### WORK TO BE COMPLETED
From the data that follows, copy every line holding the string "Atamalarni".

### RECORDS FOR THIS EXERCISE
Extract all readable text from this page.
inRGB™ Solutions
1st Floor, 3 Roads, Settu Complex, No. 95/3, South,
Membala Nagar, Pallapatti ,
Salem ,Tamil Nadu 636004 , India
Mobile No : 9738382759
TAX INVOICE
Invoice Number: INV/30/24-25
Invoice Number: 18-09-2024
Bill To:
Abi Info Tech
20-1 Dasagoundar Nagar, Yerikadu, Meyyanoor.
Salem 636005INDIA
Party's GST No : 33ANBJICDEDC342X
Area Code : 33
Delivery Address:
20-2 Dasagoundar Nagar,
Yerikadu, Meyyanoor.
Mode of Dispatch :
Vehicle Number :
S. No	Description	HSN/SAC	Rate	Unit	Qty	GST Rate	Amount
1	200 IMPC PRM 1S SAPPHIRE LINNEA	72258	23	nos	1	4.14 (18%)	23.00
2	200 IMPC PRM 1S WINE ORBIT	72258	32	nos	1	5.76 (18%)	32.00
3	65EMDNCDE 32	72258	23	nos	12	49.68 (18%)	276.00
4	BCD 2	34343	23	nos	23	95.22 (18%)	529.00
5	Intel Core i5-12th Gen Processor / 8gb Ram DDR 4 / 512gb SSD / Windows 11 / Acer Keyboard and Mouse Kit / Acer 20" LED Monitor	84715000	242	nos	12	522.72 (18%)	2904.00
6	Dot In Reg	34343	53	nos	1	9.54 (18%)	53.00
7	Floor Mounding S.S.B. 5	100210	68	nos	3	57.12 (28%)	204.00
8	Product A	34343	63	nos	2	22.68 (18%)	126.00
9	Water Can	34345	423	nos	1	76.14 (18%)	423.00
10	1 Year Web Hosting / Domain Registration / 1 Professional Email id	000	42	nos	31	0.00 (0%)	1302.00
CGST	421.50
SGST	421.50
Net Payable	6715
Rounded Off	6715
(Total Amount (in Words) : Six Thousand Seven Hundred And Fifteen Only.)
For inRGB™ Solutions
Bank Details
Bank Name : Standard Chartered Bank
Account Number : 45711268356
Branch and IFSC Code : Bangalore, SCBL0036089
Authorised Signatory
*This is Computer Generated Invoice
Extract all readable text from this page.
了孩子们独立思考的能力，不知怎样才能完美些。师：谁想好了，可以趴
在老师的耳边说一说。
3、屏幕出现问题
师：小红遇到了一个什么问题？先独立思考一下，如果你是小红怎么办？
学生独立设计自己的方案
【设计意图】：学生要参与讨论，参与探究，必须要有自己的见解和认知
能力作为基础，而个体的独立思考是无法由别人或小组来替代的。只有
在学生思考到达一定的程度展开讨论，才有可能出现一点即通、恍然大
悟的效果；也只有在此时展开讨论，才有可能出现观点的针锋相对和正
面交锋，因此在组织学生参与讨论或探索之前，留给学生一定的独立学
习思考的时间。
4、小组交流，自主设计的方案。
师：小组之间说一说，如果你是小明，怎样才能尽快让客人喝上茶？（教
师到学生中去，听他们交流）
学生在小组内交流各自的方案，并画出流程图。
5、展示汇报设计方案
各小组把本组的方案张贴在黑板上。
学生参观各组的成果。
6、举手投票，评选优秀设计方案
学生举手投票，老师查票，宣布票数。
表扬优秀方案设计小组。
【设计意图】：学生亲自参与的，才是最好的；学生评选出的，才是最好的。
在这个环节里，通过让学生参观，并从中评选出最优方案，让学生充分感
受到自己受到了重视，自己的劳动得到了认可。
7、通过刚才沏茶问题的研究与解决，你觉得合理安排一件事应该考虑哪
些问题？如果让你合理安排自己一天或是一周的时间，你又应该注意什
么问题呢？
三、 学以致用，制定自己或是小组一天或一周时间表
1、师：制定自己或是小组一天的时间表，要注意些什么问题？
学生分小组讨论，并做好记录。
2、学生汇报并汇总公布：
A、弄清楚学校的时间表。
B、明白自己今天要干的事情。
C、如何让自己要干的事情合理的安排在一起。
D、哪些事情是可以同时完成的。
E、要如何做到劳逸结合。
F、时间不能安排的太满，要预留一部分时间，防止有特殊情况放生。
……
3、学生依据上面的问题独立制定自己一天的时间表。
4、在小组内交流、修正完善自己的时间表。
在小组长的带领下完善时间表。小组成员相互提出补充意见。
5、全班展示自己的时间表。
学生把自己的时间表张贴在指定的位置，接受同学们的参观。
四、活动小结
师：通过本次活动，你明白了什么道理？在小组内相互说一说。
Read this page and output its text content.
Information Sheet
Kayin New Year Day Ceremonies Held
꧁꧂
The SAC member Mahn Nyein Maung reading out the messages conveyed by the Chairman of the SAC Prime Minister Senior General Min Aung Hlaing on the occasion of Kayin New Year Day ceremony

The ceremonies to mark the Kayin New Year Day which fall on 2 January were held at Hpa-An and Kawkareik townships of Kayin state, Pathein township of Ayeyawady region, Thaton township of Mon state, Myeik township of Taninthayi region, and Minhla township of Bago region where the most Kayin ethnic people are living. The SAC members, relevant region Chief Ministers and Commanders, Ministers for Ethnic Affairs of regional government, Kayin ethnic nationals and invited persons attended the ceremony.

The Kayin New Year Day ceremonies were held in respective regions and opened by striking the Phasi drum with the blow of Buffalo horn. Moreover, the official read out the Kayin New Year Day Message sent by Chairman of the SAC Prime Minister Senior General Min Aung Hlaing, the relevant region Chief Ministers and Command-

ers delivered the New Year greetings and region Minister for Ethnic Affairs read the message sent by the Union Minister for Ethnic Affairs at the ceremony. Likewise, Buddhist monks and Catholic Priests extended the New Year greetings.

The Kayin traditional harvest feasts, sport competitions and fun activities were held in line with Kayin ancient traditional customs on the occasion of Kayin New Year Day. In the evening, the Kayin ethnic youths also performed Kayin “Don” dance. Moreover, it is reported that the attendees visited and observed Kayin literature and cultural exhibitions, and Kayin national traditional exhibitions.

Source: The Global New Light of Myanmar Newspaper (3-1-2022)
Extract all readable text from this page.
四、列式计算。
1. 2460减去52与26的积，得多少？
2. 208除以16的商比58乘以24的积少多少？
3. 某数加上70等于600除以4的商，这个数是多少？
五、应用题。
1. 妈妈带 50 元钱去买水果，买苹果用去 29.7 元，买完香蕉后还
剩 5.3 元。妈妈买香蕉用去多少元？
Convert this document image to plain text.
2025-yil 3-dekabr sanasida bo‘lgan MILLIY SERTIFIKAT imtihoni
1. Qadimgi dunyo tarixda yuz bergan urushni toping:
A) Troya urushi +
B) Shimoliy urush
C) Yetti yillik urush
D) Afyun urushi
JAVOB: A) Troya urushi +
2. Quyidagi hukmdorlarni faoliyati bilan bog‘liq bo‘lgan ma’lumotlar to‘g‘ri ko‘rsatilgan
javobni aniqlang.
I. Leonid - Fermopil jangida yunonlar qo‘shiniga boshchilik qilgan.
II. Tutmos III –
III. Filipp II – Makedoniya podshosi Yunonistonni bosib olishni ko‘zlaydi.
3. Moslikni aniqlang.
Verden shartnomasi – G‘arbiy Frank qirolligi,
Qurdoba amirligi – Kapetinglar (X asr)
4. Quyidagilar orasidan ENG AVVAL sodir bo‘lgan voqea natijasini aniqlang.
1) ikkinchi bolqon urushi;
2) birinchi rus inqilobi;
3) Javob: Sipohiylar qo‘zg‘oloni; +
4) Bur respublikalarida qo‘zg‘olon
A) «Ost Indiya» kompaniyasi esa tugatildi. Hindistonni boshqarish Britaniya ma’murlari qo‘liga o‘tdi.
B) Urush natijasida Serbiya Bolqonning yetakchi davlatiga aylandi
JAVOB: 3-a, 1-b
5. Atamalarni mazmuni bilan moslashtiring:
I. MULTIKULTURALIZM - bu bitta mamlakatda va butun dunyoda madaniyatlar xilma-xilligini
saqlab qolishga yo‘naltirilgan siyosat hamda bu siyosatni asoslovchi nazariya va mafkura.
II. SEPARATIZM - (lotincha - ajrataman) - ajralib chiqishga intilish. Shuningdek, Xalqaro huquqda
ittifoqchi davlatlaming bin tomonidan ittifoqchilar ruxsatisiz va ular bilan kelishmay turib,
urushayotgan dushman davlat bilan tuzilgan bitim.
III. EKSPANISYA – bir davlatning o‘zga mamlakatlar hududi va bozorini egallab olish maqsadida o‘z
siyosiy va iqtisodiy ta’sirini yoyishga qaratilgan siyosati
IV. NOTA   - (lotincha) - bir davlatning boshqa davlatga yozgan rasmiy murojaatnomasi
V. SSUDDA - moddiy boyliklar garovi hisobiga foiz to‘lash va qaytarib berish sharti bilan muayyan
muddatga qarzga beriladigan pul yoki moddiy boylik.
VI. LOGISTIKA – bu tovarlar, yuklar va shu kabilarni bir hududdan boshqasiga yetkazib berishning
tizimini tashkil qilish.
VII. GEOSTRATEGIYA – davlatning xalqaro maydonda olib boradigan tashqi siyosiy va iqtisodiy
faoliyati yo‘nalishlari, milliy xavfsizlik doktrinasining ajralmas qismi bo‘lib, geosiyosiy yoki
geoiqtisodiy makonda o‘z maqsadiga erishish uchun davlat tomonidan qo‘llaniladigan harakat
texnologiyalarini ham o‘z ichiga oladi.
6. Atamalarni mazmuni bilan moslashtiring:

### CORRECT RESPONSE
5. Atamalarni mazmuni bilan moslashtiring:
6. Atamalarni mazmuni bilan moslashtiring:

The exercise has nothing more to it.